:: Data supplied

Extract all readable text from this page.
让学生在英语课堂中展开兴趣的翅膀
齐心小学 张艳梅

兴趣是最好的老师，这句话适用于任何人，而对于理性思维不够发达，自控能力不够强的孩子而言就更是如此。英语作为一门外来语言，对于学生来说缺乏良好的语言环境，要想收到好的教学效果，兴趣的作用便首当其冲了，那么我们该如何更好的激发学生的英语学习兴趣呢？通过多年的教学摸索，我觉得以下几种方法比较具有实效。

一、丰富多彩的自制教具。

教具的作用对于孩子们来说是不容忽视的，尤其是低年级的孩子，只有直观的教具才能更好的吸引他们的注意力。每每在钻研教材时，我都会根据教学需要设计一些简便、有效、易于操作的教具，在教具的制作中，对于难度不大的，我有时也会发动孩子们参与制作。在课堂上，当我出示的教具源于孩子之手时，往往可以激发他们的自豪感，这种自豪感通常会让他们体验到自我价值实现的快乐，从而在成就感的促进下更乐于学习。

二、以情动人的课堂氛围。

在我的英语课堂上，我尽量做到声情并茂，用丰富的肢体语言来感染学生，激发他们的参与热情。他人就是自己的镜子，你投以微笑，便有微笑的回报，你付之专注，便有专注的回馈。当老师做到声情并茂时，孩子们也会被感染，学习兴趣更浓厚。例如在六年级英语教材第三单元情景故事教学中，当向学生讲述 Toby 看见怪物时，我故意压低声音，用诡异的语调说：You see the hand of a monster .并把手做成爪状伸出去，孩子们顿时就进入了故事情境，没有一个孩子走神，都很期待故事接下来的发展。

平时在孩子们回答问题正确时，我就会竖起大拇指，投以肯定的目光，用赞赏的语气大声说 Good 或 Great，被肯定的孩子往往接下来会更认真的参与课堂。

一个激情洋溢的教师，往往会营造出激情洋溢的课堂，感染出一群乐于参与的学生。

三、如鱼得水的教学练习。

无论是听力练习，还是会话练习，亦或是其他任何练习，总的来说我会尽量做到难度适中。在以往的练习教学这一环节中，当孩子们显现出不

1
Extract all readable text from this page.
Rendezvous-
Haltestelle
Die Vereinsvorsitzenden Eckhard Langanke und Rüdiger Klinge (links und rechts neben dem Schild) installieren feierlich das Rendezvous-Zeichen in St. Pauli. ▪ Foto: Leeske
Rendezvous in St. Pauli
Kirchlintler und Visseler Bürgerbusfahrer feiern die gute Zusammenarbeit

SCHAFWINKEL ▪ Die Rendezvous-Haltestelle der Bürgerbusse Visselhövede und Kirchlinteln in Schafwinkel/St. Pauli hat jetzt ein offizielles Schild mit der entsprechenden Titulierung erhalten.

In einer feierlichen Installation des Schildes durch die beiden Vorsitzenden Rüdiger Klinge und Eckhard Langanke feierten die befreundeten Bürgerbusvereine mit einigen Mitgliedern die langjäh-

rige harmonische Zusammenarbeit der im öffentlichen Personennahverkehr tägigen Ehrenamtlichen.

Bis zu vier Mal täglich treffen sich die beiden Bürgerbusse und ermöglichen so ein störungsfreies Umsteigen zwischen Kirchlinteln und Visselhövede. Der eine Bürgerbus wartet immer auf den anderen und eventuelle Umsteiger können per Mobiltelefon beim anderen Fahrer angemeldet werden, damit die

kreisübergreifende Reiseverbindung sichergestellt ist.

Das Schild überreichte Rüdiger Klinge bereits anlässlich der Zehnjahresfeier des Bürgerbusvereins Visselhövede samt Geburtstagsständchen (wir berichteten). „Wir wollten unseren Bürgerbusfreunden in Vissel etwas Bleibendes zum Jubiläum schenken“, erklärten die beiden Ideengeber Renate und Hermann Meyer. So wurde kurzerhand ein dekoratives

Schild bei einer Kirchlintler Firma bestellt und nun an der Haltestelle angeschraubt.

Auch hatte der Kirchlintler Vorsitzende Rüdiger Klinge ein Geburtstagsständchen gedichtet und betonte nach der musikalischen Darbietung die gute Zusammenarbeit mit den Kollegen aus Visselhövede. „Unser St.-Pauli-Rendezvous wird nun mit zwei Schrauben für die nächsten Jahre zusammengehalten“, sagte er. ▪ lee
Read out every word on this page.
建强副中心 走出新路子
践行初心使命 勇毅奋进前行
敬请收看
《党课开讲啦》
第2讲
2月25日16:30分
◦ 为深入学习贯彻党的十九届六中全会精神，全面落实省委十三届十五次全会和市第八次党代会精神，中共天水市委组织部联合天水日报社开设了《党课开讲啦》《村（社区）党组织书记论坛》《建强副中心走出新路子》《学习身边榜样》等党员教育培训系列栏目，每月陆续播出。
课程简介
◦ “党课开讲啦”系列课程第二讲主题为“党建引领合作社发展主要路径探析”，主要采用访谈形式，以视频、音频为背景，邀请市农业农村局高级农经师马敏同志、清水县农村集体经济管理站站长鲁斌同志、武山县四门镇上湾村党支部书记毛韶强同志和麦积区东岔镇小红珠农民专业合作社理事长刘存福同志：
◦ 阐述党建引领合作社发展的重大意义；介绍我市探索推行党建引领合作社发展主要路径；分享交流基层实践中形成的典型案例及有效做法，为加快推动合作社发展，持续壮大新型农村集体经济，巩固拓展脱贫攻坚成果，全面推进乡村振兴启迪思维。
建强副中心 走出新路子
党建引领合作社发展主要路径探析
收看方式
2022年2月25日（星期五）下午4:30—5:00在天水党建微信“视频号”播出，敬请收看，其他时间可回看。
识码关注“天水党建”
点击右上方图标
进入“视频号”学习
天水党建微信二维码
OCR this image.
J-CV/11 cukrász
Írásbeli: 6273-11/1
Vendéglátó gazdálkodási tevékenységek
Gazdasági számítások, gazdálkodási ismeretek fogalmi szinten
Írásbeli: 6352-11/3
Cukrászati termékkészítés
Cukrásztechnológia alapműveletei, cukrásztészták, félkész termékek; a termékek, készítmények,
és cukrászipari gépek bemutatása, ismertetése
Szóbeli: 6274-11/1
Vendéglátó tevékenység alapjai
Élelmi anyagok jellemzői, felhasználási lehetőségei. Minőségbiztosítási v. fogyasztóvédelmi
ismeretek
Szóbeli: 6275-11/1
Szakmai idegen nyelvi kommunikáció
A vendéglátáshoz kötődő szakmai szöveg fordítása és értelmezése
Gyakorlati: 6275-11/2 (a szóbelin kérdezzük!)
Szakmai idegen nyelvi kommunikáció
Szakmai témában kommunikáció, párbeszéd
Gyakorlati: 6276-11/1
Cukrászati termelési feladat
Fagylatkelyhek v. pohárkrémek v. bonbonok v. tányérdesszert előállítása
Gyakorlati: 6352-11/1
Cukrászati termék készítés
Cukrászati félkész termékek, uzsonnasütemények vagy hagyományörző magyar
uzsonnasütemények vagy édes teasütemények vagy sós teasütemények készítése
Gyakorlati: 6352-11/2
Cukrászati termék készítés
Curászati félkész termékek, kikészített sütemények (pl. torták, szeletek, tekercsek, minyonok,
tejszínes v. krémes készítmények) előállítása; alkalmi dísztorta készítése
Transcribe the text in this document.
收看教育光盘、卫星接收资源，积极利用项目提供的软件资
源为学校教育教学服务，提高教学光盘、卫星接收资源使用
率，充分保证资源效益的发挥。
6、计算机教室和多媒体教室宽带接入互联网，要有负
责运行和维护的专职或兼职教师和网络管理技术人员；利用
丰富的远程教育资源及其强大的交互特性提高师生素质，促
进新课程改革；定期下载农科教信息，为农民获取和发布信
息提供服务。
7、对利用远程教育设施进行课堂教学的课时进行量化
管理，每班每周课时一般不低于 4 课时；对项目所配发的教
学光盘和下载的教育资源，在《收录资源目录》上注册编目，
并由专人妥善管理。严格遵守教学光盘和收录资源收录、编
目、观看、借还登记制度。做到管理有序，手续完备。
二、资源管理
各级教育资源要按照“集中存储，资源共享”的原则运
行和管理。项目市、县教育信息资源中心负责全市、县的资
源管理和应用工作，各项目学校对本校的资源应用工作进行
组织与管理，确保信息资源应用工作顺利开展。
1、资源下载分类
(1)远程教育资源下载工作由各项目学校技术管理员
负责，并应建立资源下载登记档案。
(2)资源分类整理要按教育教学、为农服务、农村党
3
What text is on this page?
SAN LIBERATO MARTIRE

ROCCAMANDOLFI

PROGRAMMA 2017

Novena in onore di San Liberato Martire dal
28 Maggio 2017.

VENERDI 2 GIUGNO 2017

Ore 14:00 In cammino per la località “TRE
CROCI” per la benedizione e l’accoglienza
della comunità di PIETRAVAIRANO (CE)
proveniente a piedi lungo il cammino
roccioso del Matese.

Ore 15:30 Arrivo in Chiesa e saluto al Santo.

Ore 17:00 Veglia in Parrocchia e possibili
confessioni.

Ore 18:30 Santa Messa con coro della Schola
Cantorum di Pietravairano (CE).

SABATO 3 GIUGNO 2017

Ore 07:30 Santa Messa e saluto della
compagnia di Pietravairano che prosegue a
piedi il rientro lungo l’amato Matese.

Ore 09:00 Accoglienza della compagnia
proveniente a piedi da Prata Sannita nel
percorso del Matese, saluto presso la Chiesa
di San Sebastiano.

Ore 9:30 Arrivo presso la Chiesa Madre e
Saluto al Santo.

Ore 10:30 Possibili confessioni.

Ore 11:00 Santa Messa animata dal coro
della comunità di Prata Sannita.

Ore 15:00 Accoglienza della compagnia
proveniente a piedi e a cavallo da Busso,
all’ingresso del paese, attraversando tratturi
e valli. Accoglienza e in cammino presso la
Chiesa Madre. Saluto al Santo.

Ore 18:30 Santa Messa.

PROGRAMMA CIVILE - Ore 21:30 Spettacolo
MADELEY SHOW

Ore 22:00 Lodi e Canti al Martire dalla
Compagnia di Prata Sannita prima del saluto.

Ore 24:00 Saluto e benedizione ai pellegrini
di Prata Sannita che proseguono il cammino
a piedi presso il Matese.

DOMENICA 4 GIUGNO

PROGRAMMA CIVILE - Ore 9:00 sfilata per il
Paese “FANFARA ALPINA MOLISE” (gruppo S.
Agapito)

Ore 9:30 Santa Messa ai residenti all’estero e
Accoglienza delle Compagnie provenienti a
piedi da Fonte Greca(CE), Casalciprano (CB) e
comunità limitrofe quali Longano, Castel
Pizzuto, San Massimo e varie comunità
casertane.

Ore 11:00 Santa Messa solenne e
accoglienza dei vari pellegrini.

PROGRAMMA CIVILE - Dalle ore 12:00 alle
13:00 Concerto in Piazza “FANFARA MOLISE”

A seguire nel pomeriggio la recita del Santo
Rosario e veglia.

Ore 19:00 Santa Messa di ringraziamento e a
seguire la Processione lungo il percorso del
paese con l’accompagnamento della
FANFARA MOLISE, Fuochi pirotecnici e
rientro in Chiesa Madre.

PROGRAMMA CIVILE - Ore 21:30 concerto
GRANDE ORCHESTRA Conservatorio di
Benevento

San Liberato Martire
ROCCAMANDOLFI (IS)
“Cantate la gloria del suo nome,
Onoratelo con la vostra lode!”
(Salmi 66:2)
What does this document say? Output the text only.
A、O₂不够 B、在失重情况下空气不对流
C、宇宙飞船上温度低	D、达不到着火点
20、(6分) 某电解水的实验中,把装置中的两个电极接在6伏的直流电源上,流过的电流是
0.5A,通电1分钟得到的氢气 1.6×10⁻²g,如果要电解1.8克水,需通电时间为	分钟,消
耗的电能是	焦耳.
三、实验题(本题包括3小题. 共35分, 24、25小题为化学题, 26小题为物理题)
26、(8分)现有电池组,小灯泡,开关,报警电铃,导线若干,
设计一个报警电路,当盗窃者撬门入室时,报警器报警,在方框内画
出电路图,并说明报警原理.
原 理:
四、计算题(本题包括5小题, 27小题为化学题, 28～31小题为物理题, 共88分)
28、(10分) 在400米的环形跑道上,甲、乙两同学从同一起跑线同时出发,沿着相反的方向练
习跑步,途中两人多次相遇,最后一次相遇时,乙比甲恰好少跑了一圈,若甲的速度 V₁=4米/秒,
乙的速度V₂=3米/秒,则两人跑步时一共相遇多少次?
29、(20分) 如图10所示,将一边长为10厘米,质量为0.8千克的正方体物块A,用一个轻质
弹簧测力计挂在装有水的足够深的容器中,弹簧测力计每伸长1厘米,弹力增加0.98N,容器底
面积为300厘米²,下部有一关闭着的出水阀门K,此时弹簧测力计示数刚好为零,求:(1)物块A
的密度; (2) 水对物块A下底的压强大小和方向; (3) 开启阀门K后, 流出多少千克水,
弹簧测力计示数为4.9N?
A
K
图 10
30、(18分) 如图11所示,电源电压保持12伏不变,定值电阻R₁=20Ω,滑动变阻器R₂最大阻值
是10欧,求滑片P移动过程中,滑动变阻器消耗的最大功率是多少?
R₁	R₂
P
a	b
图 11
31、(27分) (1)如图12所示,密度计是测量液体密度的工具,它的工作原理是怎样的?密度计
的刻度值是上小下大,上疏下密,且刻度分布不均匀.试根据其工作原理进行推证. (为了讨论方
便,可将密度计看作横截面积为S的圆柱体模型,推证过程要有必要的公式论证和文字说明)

::::

_Exercise task_
Say how many lines in the entries contain the string "Chiesa", and say nothing else.

_Written answer_
5